> **Problem statement**
Show every line that has the string "standard" in it.

───── Record excerpts

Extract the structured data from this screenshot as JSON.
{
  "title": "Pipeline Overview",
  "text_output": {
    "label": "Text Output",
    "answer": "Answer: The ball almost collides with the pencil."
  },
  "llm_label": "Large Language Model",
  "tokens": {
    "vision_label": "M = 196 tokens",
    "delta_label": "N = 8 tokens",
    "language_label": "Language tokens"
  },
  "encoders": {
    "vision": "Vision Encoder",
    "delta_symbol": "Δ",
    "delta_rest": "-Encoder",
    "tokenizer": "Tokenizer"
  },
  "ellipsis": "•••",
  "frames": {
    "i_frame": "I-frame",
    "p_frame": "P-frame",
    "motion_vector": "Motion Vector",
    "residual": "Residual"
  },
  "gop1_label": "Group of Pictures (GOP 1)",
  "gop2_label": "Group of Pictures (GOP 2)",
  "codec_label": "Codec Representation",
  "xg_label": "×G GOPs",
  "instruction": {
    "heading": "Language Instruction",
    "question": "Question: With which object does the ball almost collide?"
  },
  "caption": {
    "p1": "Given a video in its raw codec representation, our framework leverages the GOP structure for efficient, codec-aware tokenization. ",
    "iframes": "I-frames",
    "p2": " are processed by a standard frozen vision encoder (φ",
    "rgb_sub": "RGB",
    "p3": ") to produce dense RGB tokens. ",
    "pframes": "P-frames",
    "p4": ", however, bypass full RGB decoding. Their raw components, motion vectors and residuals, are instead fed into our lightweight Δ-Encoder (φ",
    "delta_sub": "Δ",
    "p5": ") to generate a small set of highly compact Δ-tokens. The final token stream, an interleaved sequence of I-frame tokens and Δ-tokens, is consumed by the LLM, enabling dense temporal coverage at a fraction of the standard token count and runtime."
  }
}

──────────

> **Correct response**
    "p2": " are processed by a standard frozen vision encoder (φ",
    "p5": ") to generate a small set of highly compact Δ-tokens. The final token stream, an interleaved sequence of I-frame tokens and Δ-tokens, is consumed by the LLM, enabling dense temporal coverage at a fraction of the standard token count and runtime."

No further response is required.